___ ENTRIES SUPPLIED ___

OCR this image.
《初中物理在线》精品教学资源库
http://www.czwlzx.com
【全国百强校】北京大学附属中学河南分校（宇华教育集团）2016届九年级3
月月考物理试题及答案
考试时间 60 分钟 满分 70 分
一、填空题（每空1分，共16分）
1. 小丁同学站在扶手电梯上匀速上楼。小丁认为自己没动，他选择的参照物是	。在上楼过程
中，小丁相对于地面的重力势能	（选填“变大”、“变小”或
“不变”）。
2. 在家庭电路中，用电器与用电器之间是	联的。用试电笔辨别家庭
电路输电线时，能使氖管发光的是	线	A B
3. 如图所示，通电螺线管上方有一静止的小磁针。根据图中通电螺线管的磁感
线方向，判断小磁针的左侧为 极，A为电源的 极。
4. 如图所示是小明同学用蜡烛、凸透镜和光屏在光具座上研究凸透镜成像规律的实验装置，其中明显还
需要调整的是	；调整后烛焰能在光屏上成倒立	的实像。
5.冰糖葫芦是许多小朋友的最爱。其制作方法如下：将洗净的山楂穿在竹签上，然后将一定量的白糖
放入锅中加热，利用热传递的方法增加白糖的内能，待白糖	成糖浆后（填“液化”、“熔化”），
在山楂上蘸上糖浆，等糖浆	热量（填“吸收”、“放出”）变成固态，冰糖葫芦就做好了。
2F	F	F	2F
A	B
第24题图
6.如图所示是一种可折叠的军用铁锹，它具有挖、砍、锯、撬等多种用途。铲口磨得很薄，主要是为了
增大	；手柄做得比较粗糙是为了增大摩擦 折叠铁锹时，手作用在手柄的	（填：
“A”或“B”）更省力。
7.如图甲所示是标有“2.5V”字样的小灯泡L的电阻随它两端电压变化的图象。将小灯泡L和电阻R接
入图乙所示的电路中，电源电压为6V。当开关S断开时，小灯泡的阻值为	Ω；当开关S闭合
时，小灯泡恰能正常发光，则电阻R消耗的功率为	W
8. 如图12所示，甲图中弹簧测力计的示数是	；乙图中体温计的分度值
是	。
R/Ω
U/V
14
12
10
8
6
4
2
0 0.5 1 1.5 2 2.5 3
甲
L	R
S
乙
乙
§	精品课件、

___

◆ EXERCISE DIRECTIONS ◆
Set out the complete listing exactly as shown.

◆ WORKED SOLUTION ◆
OCR this image.
《初中物理在线》精品教学资源库
http://www.czwlzx.com
【全国百强校】北京大学附属中学河南分校（宇华教育集团）2016届九年级3
月月考物理试题及答案
考试时间 60 分钟 满分 70 分
一、填空题（每空1分，共16分）
1. 小丁同学站在扶手电梯上匀速上楼。小丁认为自己没动，他选择的参照物是	。在上楼过程
中，小丁相对于地面的重力势能	（选填“变大”、“变小”或
“不变”）。
2. 在家庭电路中，用电器与用电器之间是	联的。用试电笔辨别家庭
电路输电线时，能使氖管发光的是	线	A B
3. 如图所示，通电螺线管上方有一静止的小磁针。根据图中通电螺线管的磁感
线方向，判断小磁针的左侧为 极，A为电源的 极。
4. 如图所示是小明同学用蜡烛、凸透镜和光屏在光具座上研究凸透镜成像规律的实验装置，其中明显还
需要调整的是	；调整后烛焰能在光屏上成倒立	的实像。
5.冰糖葫芦是许多小朋友的最爱。其制作方法如下：将洗净的山楂穿在竹签上，然后将一定量的白糖
放入锅中加热，利用热传递的方法增加白糖的内能，待白糖	成糖浆后（填“液化”、“熔化”），
在山楂上蘸上糖浆，等糖浆	热量（填“吸收”、“放出”）变成固态，冰糖葫芦就做好了。
2F	F	F	2F
A	B
第24题图
6.如图所示是一种可折叠的军用铁锹，它具有挖、砍、锯、撬等多种用途。铲口磨得很薄，主要是为了
增大	；手柄做得比较粗糙是为了增大摩擦 折叠铁锹时，手作用在手柄的	（填：
“A”或“B”）更省力。
7.如图甲所示是标有“2.5V”字样的小灯泡L的电阻随它两端电压变化的图象。将小灯泡L和电阻R接
入图乙所示的电路中，电源电压为6V。当开关S断开时，小灯泡的阻值为	Ω；当开关S闭合
时，小灯泡恰能正常发光，则电阻R消耗的功率为	W
8. 如图12所示，甲图中弹簧测力计的示数是	；乙图中体温计的分度值
是	。
R/Ω
U/V
14
12
10
8
6
4
2
0 0.5 1 1.5 2 2.5 3
甲
L	R
S
乙
乙
§	精品课件、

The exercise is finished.